▸ Exercise requirements:
Return the entries below in their exact form, leaving the pictures out.

▸ Information provided:
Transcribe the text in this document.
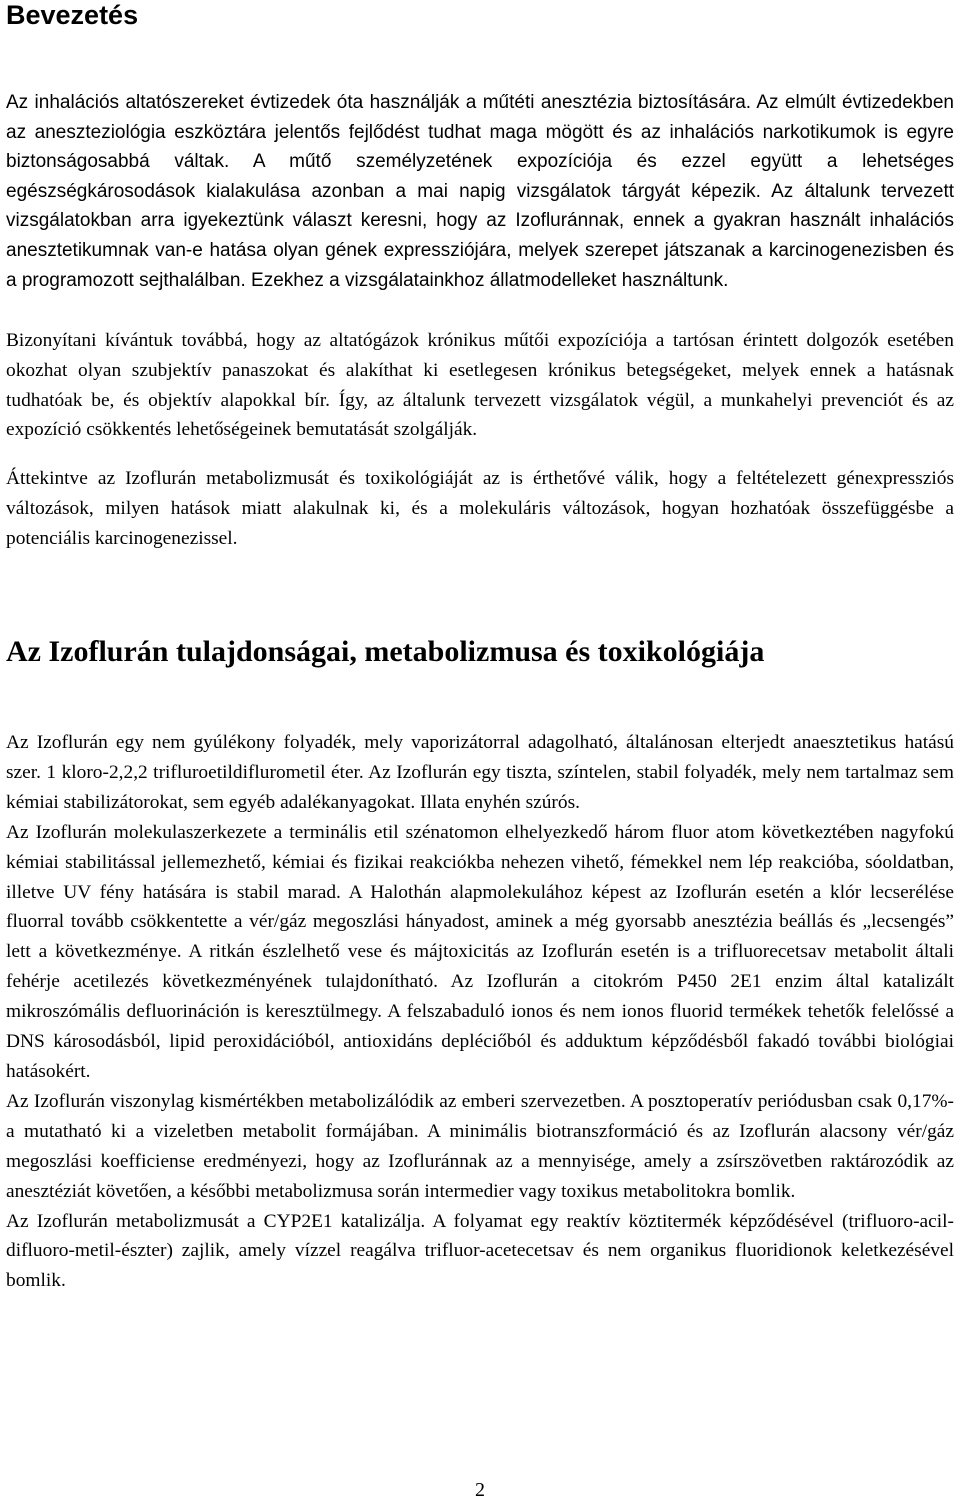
Bevezetés

Az inhalációs altatószereket évtizedek óta használják a műtéti anesztézia biztosítására. Az elmúlt évtizedekben az aneszteziológia eszköztára jelentős fejlődést tudhat maga mögött és az inhalációs narkotikumok is egyre biztonságosabbá váltak. A műtő személyzetének expozíciója és ezzel együtt a lehetséges egészségkárosodások kialakulása azonban a mai napig vizsgálatok tárgyát képezik. Az általunk tervezett vizsgálatokban arra igyekeztünk választ keresni, hogy az Izofluránnak, ennek a gyakran használt inhalációs anesztetikumnak van-e hatása olyan gének expressziójára, melyek szerepet játszanak a karcinogenezisben és a programozott sejthalálban. Ezekhez a vizsgálatainkhoz állatmodelleket használtunk.

Bizonyítani kívántuk továbbá, hogy az altatógázok krónikus műtői expozíciója a tartósan érintett dolgozók esetében okozhat olyan szubjektív panaszokat és alakíthat ki esetlegesen krónikus betegségeket, melyek ennek a hatásnak tudhatóak be, és objektív alapokkal bír. Így, az általunk tervezett vizsgálatok végül, a munkahelyi prevenciót és az expozíció csökkentés lehetőségeinek bemutatását szolgálják.

Áttekintve az Izoflurán metabolizmusát és toxikológiáját az is érthetővé válik, hogy a feltételezett génexpressziós változások, milyen hatások miatt alakulnak ki, és a molekuláris változások, hogyan hozhatóak összefüggésbe a potenciális karcinogenezissel.

Az Izoflurán tulajdonságai, metabolizmusa és toxikológiája

Az Izoflurán egy nem gyúlékony folyadék, mely vaporizátorral adagolható, általánosan elterjedt anaesztetikus hatású szer. 1 kloro-2,2,2 trifluroetildiflurometil éter. Az Izoflurán egy tiszta, színtelen, stabil folyadék, mely nem tartalmaz sem kémiai stabilizátorokat, sem egyéb adalékanyagokat. Illata enyhén szúrós.

Az Izoflurán molekulaszerkezete a terminális etil szénatomon elhelyezkedő három fluor atom következtében nagyfokú kémiai stabilitással jellemezhető, kémiai és fizikai reakciókba nehezen vihető, fémekkel nem lép reakcióba, sóoldatban, illetve UV fény hatására is stabil marad. A Halothán alapmolekulához képest az Izoflurán esetén a klór lecserélése fluorral tovább csökkentette a vér/gáz megoszlási hányadost, aminek a még gyorsabb anesztézia beállás és „lecsengés” lett a következménye. A ritkán észlelhető vese és májtoxicitás az Izoflurán esetén is a trifluorecetsav metabolit általi fehérje acetilezés következményének tulajdonítható. Az Izoflurán a citokróm P450 2E1 enzim által katalizált mikroszómális defluorináción is keresztülmegy. A felszabaduló ionos és nem ionos fluorid termékek tehetők felelőssé a DNS károsodásból, lipid peroxidációból, antioxidáns depléciőból és adduktum képződésből fakadó további biológiai hatásokért.

Az Izoflurán viszonylag kismértékben metabolizálódik az emberi szervezetben. A posztoperatív periódusban csak 0,17%-a mutatható ki a vizeletben metabolit formájában. A minimális biotranszformáció és az Izoflurán alacsony vér/gáz megoszlási koefficiense eredményezi, hogy az Izofluránnak az a mennyisége, amely a zsírszövetben raktározódik az anesztéziát követően, a későbbi metabolizmusa során intermedier vagy toxikus metabolitokra bomlik.

Az Izoflurán metabolizmusát a CYP2E1 katalizálja. A folyamat egy reaktív köztitermék képződésével (trifluoro-acil-difluoro-metil-észter) zajlik, amely vízzel reagálva trifluor-acetecetsav és nem organikus fluoridionok keletkezésével bomlik.

2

▸ The reply:
Transcribe the text in this document.
Bevezetés

Az inhalációs altatószereket évtizedek óta használják a műtéti anesztézia biztosítására. Az elmúlt évtizedekben az aneszteziológia eszköztára jelentős fejlődést tudhat maga mögött és az inhalációs narkotikumok is egyre biztonságosabbá váltak. A műtő személyzetének expozíciója és ezzel együtt a lehetséges egészségkárosodások kialakulása azonban a mai napig vizsgálatok tárgyát képezik. Az általunk tervezett vizsgálatokban arra igyekeztünk választ keresni, hogy az Izofluránnak, ennek a gyakran használt inhalációs anesztetikumnak van-e hatása olyan gének expressziójára, melyek szerepet játszanak a karcinogenezisben és a programozott sejthalálban. Ezekhez a vizsgálatainkhoz állatmodelleket használtunk.

Bizonyítani kívántuk továbbá, hogy az altatógázok krónikus műtői expozíciója a tartósan érintett dolgozók esetében okozhat olyan szubjektív panaszokat és alakíthat ki esetlegesen krónikus betegségeket, melyek ennek a hatásnak tudhatóak be, és objektív alapokkal bír. Így, az általunk tervezett vizsgálatok végül, a munkahelyi prevenciót és az expozíció csökkentés lehetőségeinek bemutatását szolgálják.

Áttekintve az Izoflurán metabolizmusát és toxikológiáját az is érthetővé válik, hogy a feltételezett génexpressziós változások, milyen hatások miatt alakulnak ki, és a molekuláris változások, hogyan hozhatóak összefüggésbe a potenciális karcinogenezissel.

Az Izoflurán tulajdonságai, metabolizmusa és toxikológiája

Az Izoflurán egy nem gyúlékony folyadék, mely vaporizátorral adagolható, általánosan elterjedt anaesztetikus hatású szer. 1 kloro-2,2,2 trifluroetildiflurometil éter. Az Izoflurán egy tiszta, színtelen, stabil folyadék, mely nem tartalmaz sem kémiai stabilizátorokat, sem egyéb adalékanyagokat. Illata enyhén szúrós.

Az Izoflurán molekulaszerkezete a terminális etil szénatomon elhelyezkedő három fluor atom következtében nagyfokú kémiai stabilitással jellemezhető, kémiai és fizikai reakciókba nehezen vihető, fémekkel nem lép reakcióba, sóoldatban, illetve UV fény hatására is stabil marad. A Halothán alapmolekulához képest az Izoflurán esetén a klór lecserélése fluorral tovább csökkentette a vér/gáz megoszlási hányadost, aminek a még gyorsabb anesztézia beállás és „lecsengés” lett a következménye. A ritkán észlelhető vese és májtoxicitás az Izoflurán esetén is a trifluorecetsav metabolit általi fehérje acetilezés következményének tulajdonítható. Az Izoflurán a citokróm P450 2E1 enzim által katalizált mikroszómális defluorináción is keresztülmegy. A felszabaduló ionos és nem ionos fluorid termékek tehetők felelőssé a DNS károsodásból, lipid peroxidációból, antioxidáns depléciőból és adduktum képződésből fakadó további biológiai hatásokért.

Az Izoflurán viszonylag kismértékben metabolizálódik az emberi szervezetben. A posztoperatív periódusban csak 0,17%-a mutatható ki a vizeletben metabolit formájában. A minimális biotranszformáció és az Izoflurán alacsony vér/gáz megoszlási koefficiense eredményezi, hogy az Izofluránnak az a mennyisége, amely a zsírszövetben raktározódik az anesztéziát követően, a későbbi metabolizmusa során intermedier vagy toxikus metabolitokra bomlik.

Az Izoflurán metabolizmusát a CYP2E1 katalizálja. A folyamat egy reaktív köztitermék képződésével (trifluoro-acil-difluoro-metil-észter) zajlik, amely vízzel reagálva trifluor-acetecetsav és nem organikus fluoridionok keletkezésével bomlik.

2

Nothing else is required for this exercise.